:: Problem description ::
Collect from the data below each line with "的感受是怎样的".

:: Provided data ::
-------
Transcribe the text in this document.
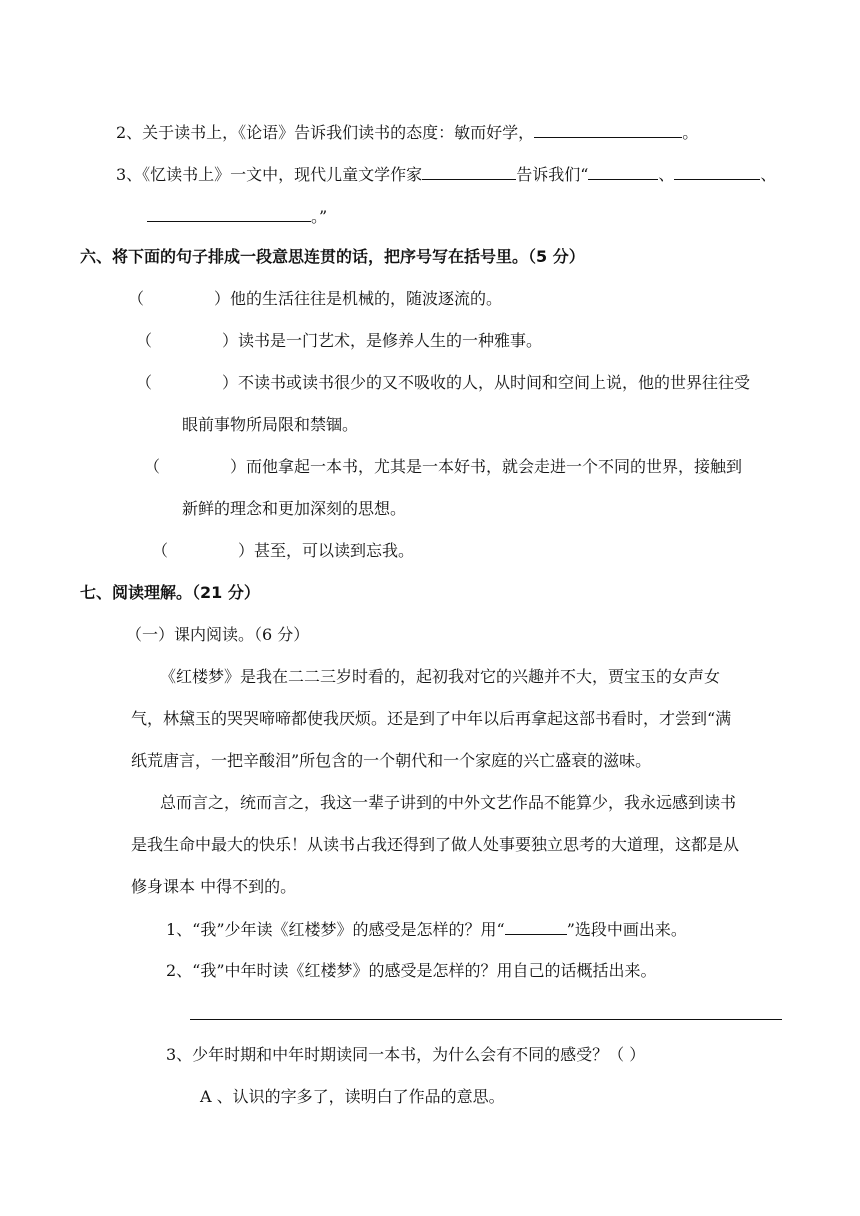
2、关于读书上，《论语》告诉我们读书的态度：敏而好学，	。
3、《忆读书上》一文中，现代儿童文学作家	告诉我们“	、	、
。”
六、将下面的句子排成一段意思连贯的话，把序号写在括号里。（5 分）
（	）他的生活往往是机械的，随波逐流的。
（	）读书是一门艺术，是修养人生的一种雅事。
（	）不读书或读书很少的又不吸收的人，从时间和空间上说，他的世界往往受
眼前事物所局限和禁锢。
（	）而他拿起一本书，尤其是一本好书，就会走进一个不同的世界，接触到
新鲜的理念和更加深刻的思想。
（	）甚至，可以读到忘我。
七、阅读理解。（21 分）
（一）课内阅读。（6 分）
《红楼梦》是我在二二三岁时看的，起初我对它的兴趣并不大，贾宝玉的女声女
气，林黛玉的哭哭啼啼都使我厌烦。还是到了中年以后再拿起这部书看时，才尝到“满
纸荒唐言，一把辛酸泪”所包含的一个朝代和一个家庭的兴亡盛衰的滋味。
总而言之，统而言之，我这一辈子讲到的中外文艺作品不能算少，我永远感到读书
是我生命中最大的快乐！从读书占我还得到了做人处事要独立思考的大道理，这都是从
修身课本 中得不到的。
1、“我”少年读《红楼梦》的感受是怎样的？用“	”选段中画出来。
2、“我”中年时读《红楼梦》的感受是怎样的？用自己的话概括出来。
3、少年时期和中年时期读同一本书，为什么会有不同的感受？（ ）
A 、认识的字多了，读明白了作品的意思。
-------
:: Complete output ::
1、“我”少年读《红楼梦》的感受是怎样的？用“	”选段中画出来。
2、“我”中年时读《红楼梦》的感受是怎样的？用自己的话概括出来。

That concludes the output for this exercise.